**Exercise prompt**
Output each entry that follows exactly. Images stay out.

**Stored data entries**
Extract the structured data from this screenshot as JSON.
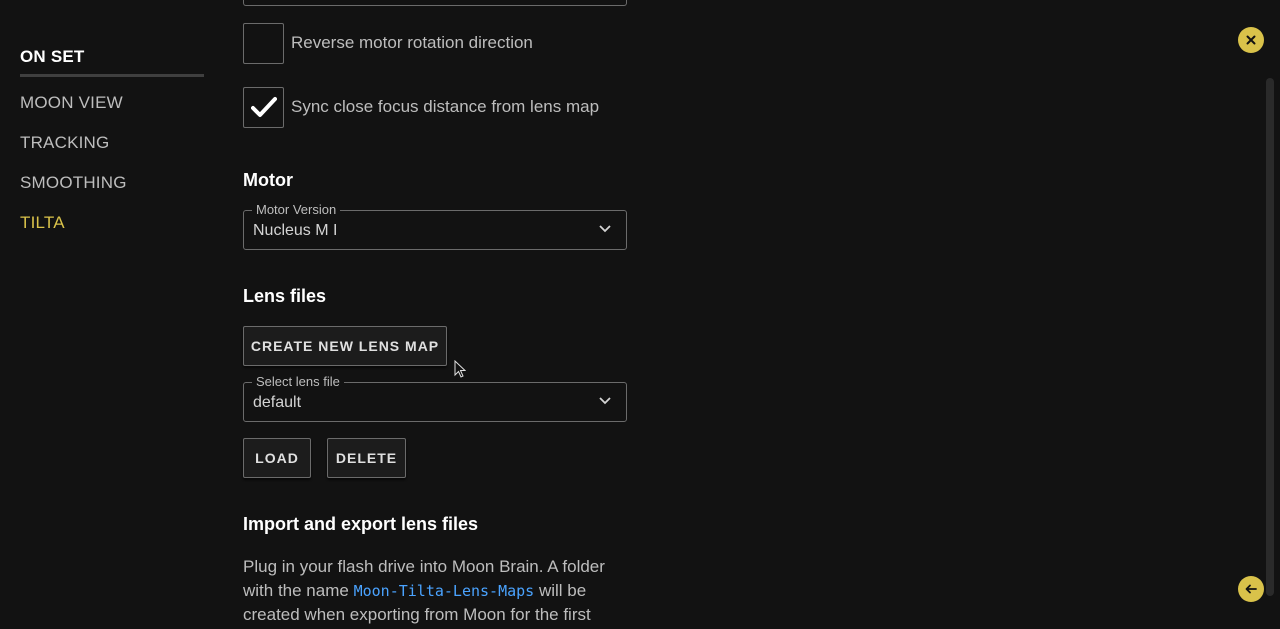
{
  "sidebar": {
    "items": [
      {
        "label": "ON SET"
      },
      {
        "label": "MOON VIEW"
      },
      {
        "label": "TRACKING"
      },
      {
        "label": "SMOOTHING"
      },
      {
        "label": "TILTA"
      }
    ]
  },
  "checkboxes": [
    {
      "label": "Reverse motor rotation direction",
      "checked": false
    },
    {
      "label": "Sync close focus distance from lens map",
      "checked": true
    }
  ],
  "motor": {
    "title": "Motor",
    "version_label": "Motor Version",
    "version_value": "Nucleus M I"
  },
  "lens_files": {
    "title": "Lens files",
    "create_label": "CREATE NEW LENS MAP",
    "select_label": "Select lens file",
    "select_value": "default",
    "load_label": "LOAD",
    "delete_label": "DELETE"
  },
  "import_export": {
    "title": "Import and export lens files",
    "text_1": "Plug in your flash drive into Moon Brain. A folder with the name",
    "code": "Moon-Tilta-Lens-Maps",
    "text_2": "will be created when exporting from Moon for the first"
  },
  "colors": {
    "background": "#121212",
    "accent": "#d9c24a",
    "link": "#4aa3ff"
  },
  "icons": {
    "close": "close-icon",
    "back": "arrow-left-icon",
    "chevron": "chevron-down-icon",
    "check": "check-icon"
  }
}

**Exercise result**
Extract the structured data from this screenshot as JSON.
{
  "sidebar": {
    "items": [
      {
        "label": "ON SET"
      },
      {
        "label": "MOON VIEW"
      },
      {
        "label": "TRACKING"
      },
      {
        "label": "SMOOTHING"
      },
      {
        "label": "TILTA"
      }
    ]
  },
  "checkboxes": [
    {
      "label": "Reverse motor rotation direction",
      "checked": false
    },
    {
      "label": "Sync close focus distance from lens map",
      "checked": true
    }
  ],
  "motor": {
    "title": "Motor",
    "version_label": "Motor Version",
    "version_value": "Nucleus M I"
  },
  "lens_files": {
    "title": "Lens files",
    "create_label": "CREATE NEW LENS MAP",
    "select_label": "Select lens file",
    "select_value": "default",
    "load_label": "LOAD",
    "delete_label": "DELETE"
  },
  "import_export": {
    "title": "Import and export lens files",
    "text_1": "Plug in your flash drive into Moon Brain. A folder with the name",
    "code": "Moon-Tilta-Lens-Maps",
    "text_2": "will be created when exporting from Moon for the first"
  },
  "colors": {
    "background": "#121212",
    "accent": "#d9c24a",
    "link": "#4aa3ff"
  },
  "icons": {
    "close": "close-icon",
    "back": "arrow-left-icon",
    "chevron": "chevron-down-icon",
    "check": "check-icon"
  }
}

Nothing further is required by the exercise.